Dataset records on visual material
-*-

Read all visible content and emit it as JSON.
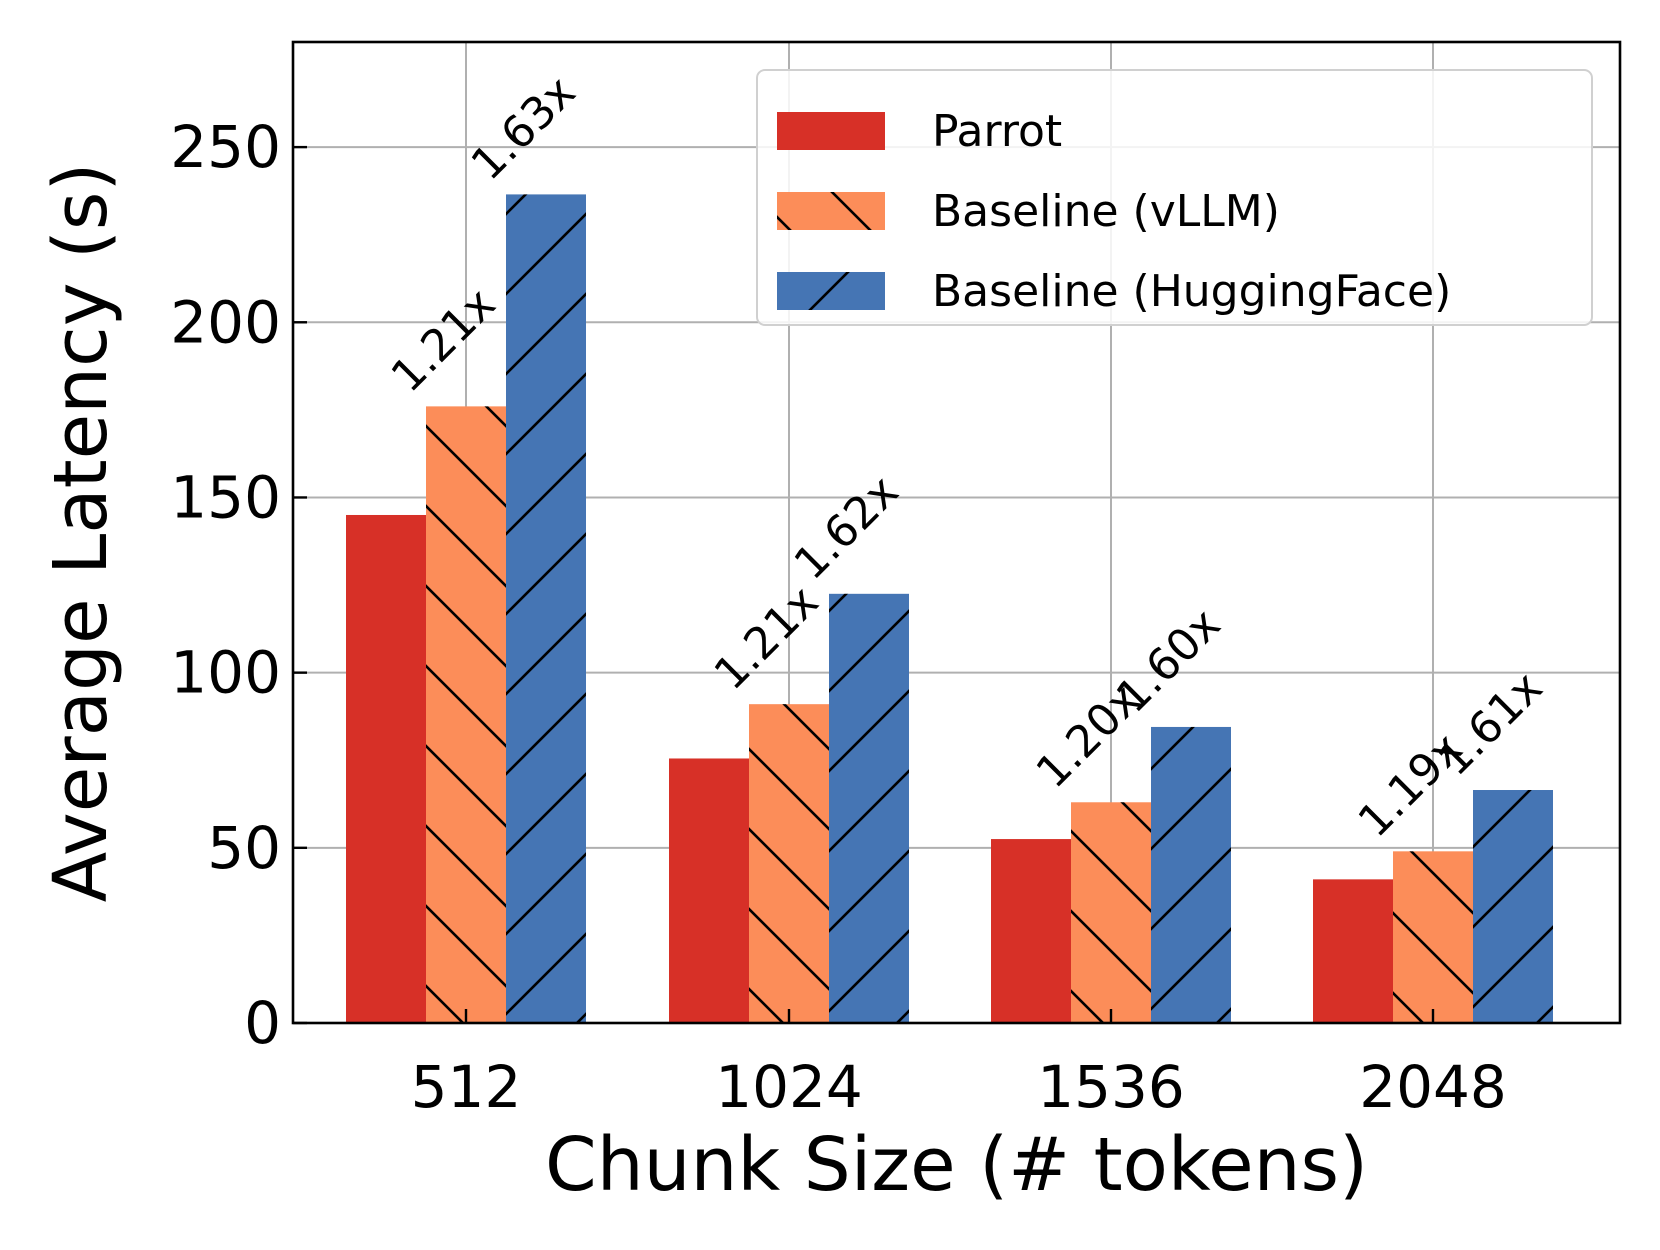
{
  "chart_data": {
    "type": "bar",
    "title": "",
    "xlabel": "Chunk Size (# tokens)",
    "ylabel": "Average Latency (s)",
    "categories": [
      "512",
      "1024",
      "1536",
      "2048"
    ],
    "ylim": [
      0,
      280
    ],
    "yticks": [
      0,
      50,
      100,
      150,
      200,
      250
    ],
    "grid": true,
    "legend_position": "top-right",
    "series": [
      {
        "name": "Parrot",
        "values": [
          145,
          75.5,
          52.5,
          41
        ],
        "color": "#d73027",
        "hatch": "none"
      },
      {
        "name": "Baseline (vLLM)",
        "values": [
          176,
          91,
          63,
          49
        ],
        "color": "#fc8d59",
        "hatch": "backslash"
      },
      {
        "name": "Baseline (HuggingFace)",
        "values": [
          236.5,
          122.5,
          84.5,
          66.5
        ],
        "color": "#4575b4",
        "hatch": "slash"
      }
    ],
    "annotations": [
      {
        "category": "512",
        "series": "Baseline (vLLM)",
        "text": "1.21x"
      },
      {
        "category": "512",
        "series": "Baseline (HuggingFace)",
        "text": "1.63x"
      },
      {
        "category": "1024",
        "series": "Baseline (vLLM)",
        "text": "1.21x"
      },
      {
        "category": "1024",
        "series": "Baseline (HuggingFace)",
        "text": "1.62x"
      },
      {
        "category": "1536",
        "series": "Baseline (vLLM)",
        "text": "1.20x"
      },
      {
        "category": "1536",
        "series": "Baseline (HuggingFace)",
        "text": "1.60x"
      },
      {
        "category": "2048",
        "series": "Baseline (vLLM)",
        "text": "1.19x"
      },
      {
        "category": "2048",
        "series": "Baseline (HuggingFace)",
        "text": "1.61x"
      }
    ]
  }
}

-*-

Brief:
Write out the full listing verbatim, excluding its pictures.

Written answer:
Read all visible content and emit it as JSON.
{
  "chart_data": {
    "type": "bar",
    "title": "",
    "xlabel": "Chunk Size (# tokens)",
    "ylabel": "Average Latency (s)",
    "categories": [
      "512",
      "1024",
      "1536",
      "2048"
    ],
    "ylim": [
      0,
      280
    ],
    "yticks": [
      0,
      50,
      100,
      150,
      200,
      250
    ],
    "grid": true,
    "legend_position": "top-right",
    "series": [
      {
        "name": "Parrot",
        "values": [
          145,
          75.5,
          52.5,
          41
        ],
        "color": "#d73027",
        "hatch": "none"
      },
      {
        "name": "Baseline (vLLM)",
        "values": [
          176,
          91,
          63,
          49
        ],
        "color": "#fc8d59",
        "hatch": "backslash"
      },
      {
        "name": "Baseline (HuggingFace)",
        "values": [
          236.5,
          122.5,
          84.5,
          66.5
        ],
        "color": "#4575b4",
        "hatch": "slash"
      }
    ],
    "annotations": [
      {
        "category": "512",
        "series": "Baseline (vLLM)",
        "text": "1.21x"
      },
      {
        "category": "512",
        "series": "Baseline (HuggingFace)",
        "text": "1.63x"
      },
      {
        "category": "1024",
        "series": "Baseline (vLLM)",
        "text": "1.21x"
      },
      {
        "category": "1024",
        "series": "Baseline (HuggingFace)",
        "text": "1.62x"
      },
      {
        "category": "1536",
        "series": "Baseline (vLLM)",
        "text": "1.20x"
      },
      {
        "category": "1536",
        "series": "Baseline (HuggingFace)",
        "text": "1.60x"
      },
      {
        "category": "2048",
        "series": "Baseline (vLLM)",
        "text": "1.19x"
      },
      {
        "category": "2048",
        "series": "Baseline (HuggingFace)",
        "text": "1.61x"
      }
    ]
  }
}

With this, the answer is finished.